__TASK MATERIAL__

((

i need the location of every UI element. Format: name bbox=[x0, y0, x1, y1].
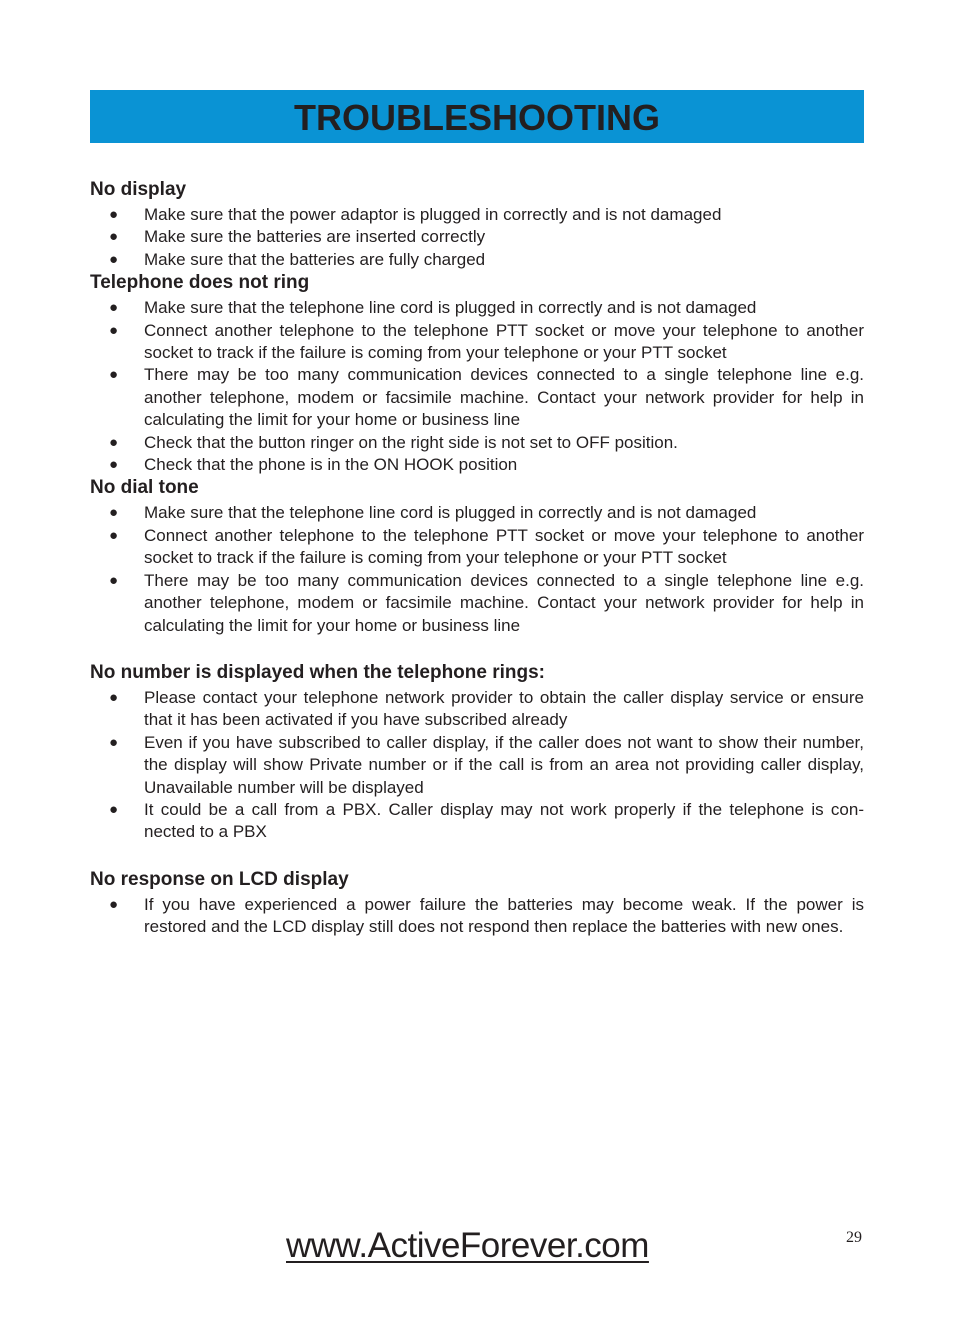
list-item-text: If you have experienced a power failure the batteries may become weak. If the power is restored and the LCD display still does not respond then replace the batteries with new ones. bbox=[144, 894, 864, 937]
list-item bbox=[90, 297, 864, 319]
spacer bbox=[90, 844, 864, 868]
list-item bbox=[90, 364, 864, 431]
list-item bbox=[90, 732, 864, 799]
section-no-dial-tone bbox=[90, 476, 864, 636]
section-heading: No dial tone bbox=[90, 477, 199, 499]
section-no-response-lcd bbox=[90, 868, 864, 939]
list-item bbox=[90, 570, 864, 637]
list-item-text: There may be too many communication devices connected to a single telephone line e.g. another telephone, modem or facsimile machine. Contact your network provider for help in calculating the limit for your home or business line bbox=[144, 570, 864, 635]
bullet-list bbox=[90, 687, 864, 844]
list-item-text: Make sure that the telephone line cord is plugged in correctly and is not damaged bbox=[144, 503, 757, 523]
bullet-icon: ● bbox=[109, 800, 119, 818]
list-item bbox=[90, 894, 864, 939]
list-item bbox=[90, 320, 864, 365]
section-heading: No response on LCD display bbox=[90, 868, 349, 890]
section-heading: No display bbox=[90, 179, 187, 200]
page-number: 29 bbox=[846, 1229, 862, 1246]
bullet-icon: ● bbox=[109, 228, 119, 246]
bullet-icon: ● bbox=[109, 733, 119, 751]
spacer bbox=[90, 637, 864, 661]
title-banner bbox=[90, 90, 864, 143]
list-item bbox=[90, 502, 864, 524]
list-item-text: Even if you have subscribed to caller display, if the caller does not want to show their number, the display will show Private number or if the call is from an area not providing caller display, Unavailable number will be displayed bbox=[144, 732, 864, 797]
bullet-icon: ● bbox=[109, 299, 119, 317]
bullet-icon: ● bbox=[109, 433, 119, 451]
list-item-text: Make sure the batteries are inserted correctly bbox=[144, 227, 486, 247]
list-item bbox=[90, 799, 864, 844]
list-item bbox=[90, 249, 864, 271]
list-item bbox=[90, 432, 864, 454]
bullet-icon: ● bbox=[109, 456, 119, 474]
list-item bbox=[90, 525, 864, 570]
list-item-text: Make sure that the power adaptor is plugged in correctly and is not damaged bbox=[144, 205, 722, 224]
website-link[interactable]: www.ActiveForever.com bbox=[286, 1226, 649, 1265]
list-item-text: Check that the button ringer on the right side is not set to OFF position. bbox=[144, 432, 678, 452]
list-item-text: Connect another telephone to the telephone PTT socket or move your telephone to another socket to track if the failure is coming from your telephone or your PTT socket bbox=[144, 320, 864, 363]
list-item-text: Please contact your telephone network provider to obtain the caller display service or ensure that it has been activated if you have subscribed already bbox=[144, 687, 864, 730]
list-item bbox=[90, 454, 864, 476]
section-heading: No number is displayed when the telephone rings: bbox=[90, 661, 546, 683]
bullet-list bbox=[90, 502, 864, 636]
section-heading: Telephone does not ring bbox=[90, 272, 310, 294]
bullet-icon: ● bbox=[109, 526, 119, 544]
list-item-text: It could be a call from a PBX. Caller display may not work properly if the telephone is con-nected to a PBX bbox=[144, 799, 864, 842]
section-telephone-does-not-ring bbox=[90, 271, 864, 476]
bullet-list bbox=[90, 894, 864, 939]
section-no-display bbox=[90, 178, 864, 271]
bullet-list bbox=[90, 204, 864, 271]
bullet-icon: ● bbox=[109, 366, 119, 384]
section-no-number-displayed bbox=[90, 661, 864, 844]
list-item bbox=[90, 204, 864, 226]
list-item-text: Check that the phone is in the ON HOOK position bbox=[144, 455, 518, 475]
bullet-icon: ● bbox=[109, 250, 119, 268]
page-title: TROUBLESHOOTING bbox=[294, 96, 660, 138]
troubleshooting-content bbox=[90, 178, 864, 939]
bullet-icon: ● bbox=[109, 206, 119, 223]
bullet-icon: ● bbox=[109, 688, 119, 706]
list-item-text: There may be too many communication devices connected to a single telephone line e.g. another telephone, modem or facsimile machine. Contact your network provider for help in calculating the limit for your home or business line bbox=[144, 365, 864, 430]
list-item-text: Make sure that the batteries are fully charged bbox=[144, 249, 486, 269]
bullet-icon: ● bbox=[109, 321, 119, 339]
bullet-list bbox=[90, 297, 864, 476]
list-item-text: Connect another telephone to the telephone PTT socket or move your telephone to another socket to track if the failure is coming from your telephone or your PTT socket bbox=[144, 525, 864, 568]
bullet-icon: ● bbox=[109, 504, 119, 522]
list-item bbox=[90, 687, 864, 732]
bullet-icon: ● bbox=[109, 895, 119, 913]
list-item bbox=[90, 226, 864, 248]
list-item-text: Make sure that the telephone line cord is plugged in correctly and is not damaged bbox=[144, 298, 757, 318]
bullet-icon: ● bbox=[109, 571, 119, 589]
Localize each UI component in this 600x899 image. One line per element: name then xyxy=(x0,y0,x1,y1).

))

__PROBLEM__
Please reproduce all of the records above verbatim, leaving out the pictures.

__IN RESPONSE__
i need the location of every UI element. Format: name bbox=[x0, y0, x1, y1].
list-item-text: If you have experienced a power failure the batteries may become weak. If the power is restored and the LCD display still does not respond then replace the batteries with new ones. bbox=[144, 894, 864, 937]
list-item bbox=[90, 297, 864, 319]
spacer bbox=[90, 844, 864, 868]
list-item bbox=[90, 364, 864, 431]
list-item bbox=[90, 732, 864, 799]
section-no-dial-tone bbox=[90, 476, 864, 636]
section-heading: No dial tone bbox=[90, 477, 199, 499]
section-no-response-lcd bbox=[90, 868, 864, 939]
list-item bbox=[90, 570, 864, 637]
list-item-text: There may be too many communication devices connected to a single telephone line e.g. another telephone, modem or facsimile machine. Contact your network provider for help in calculating the limit for your home or business line bbox=[144, 570, 864, 635]
bullet-list bbox=[90, 687, 864, 844]
list-item-text: Make sure that the telephone line cord is plugged in correctly and is not damaged bbox=[144, 503, 757, 523]
bullet-icon: ● bbox=[109, 800, 119, 818]
list-item bbox=[90, 894, 864, 939]
list-item bbox=[90, 320, 864, 365]
section-heading: No response on LCD display bbox=[90, 868, 349, 890]
section-heading: No display bbox=[90, 179, 187, 200]
page-number: 29 bbox=[846, 1229, 862, 1246]
bullet-icon: ● bbox=[109, 228, 119, 246]
bullet-icon: ● bbox=[109, 733, 119, 751]
spacer bbox=[90, 637, 864, 661]
title-banner bbox=[90, 90, 864, 143]
list-item bbox=[90, 502, 864, 524]
list-item-text: Even if you have subscribed to caller display, if the caller does not want to show their number, the display will show Private number or if the call is from an area not providing caller display, Unavailable number will be displayed bbox=[144, 732, 864, 797]
bullet-icon: ● bbox=[109, 299, 119, 317]
bullet-icon: ● bbox=[109, 433, 119, 451]
list-item-text: Make sure the batteries are inserted correctly bbox=[144, 227, 486, 247]
list-item bbox=[90, 799, 864, 844]
list-item bbox=[90, 249, 864, 271]
list-item bbox=[90, 432, 864, 454]
bullet-icon: ● bbox=[109, 456, 119, 474]
list-item bbox=[90, 525, 864, 570]
list-item-text: Make sure that the power adaptor is plugged in correctly and is not damaged bbox=[144, 205, 722, 224]
website-link[interactable]: www.ActiveForever.com bbox=[286, 1226, 649, 1265]
list-item-text: Check that the button ringer on the right side is not set to OFF position. bbox=[144, 432, 678, 452]
list-item-text: Connect another telephone to the telephone PTT socket or move your telephone to another socket to track if the failure is coming from your telephone or your PTT socket bbox=[144, 320, 864, 363]
list-item-text: Please contact your telephone network provider to obtain the caller display service or ensure that it has been activated if you have subscribed already bbox=[144, 687, 864, 730]
list-item bbox=[90, 454, 864, 476]
section-heading: No number is displayed when the telephone rings: bbox=[90, 661, 546, 683]
bullet-list bbox=[90, 502, 864, 636]
section-heading: Telephone does not ring bbox=[90, 272, 310, 294]
bullet-icon: ● bbox=[109, 526, 119, 544]
list-item-text: It could be a call from a PBX. Caller display may not work properly if the telephone is con-nected to a PBX bbox=[144, 799, 864, 842]
section-telephone-does-not-ring bbox=[90, 271, 864, 476]
bullet-list bbox=[90, 894, 864, 939]
section-no-display bbox=[90, 178, 864, 271]
bullet-list bbox=[90, 204, 864, 271]
bullet-icon: ● bbox=[109, 366, 119, 384]
section-no-number-displayed bbox=[90, 661, 864, 844]
list-item bbox=[90, 204, 864, 226]
list-item-text: Check that the phone is in the ON HOOK position bbox=[144, 455, 518, 475]
bullet-icon: ● bbox=[109, 250, 119, 268]
page-title: TROUBLESHOOTING bbox=[294, 96, 660, 138]
troubleshooting-content bbox=[90, 178, 864, 939]
bullet-icon: ● bbox=[109, 206, 119, 223]
bullet-icon: ● bbox=[109, 688, 119, 706]
list-item-text: There may be too many communication devices connected to a single telephone line e.g. another telephone, modem or facsimile machine. Contact your network provider for help in calculating the limit for your home or business line bbox=[144, 365, 864, 430]
list-item-text: Make sure that the batteries are fully charged bbox=[144, 249, 486, 269]
bullet-icon: ● bbox=[109, 321, 119, 339]
bullet-list bbox=[90, 297, 864, 476]
list-item-text: Connect another telephone to the telephone PTT socket or move your telephone to another socket to track if the failure is coming from your telephone or your PTT socket bbox=[144, 525, 864, 568]
bullet-icon: ● bbox=[109, 504, 119, 522]
list-item bbox=[90, 687, 864, 732]
bullet-icon: ● bbox=[109, 895, 119, 913]
list-item bbox=[90, 226, 864, 248]
list-item-text: Make sure that the telephone line cord is plugged in correctly and is not damaged bbox=[144, 298, 757, 318]
bullet-icon: ● bbox=[109, 571, 119, 589]
Localize each UI component in this 600x899 image. One line per element: name then xyxy=(x0,y0,x1,y1).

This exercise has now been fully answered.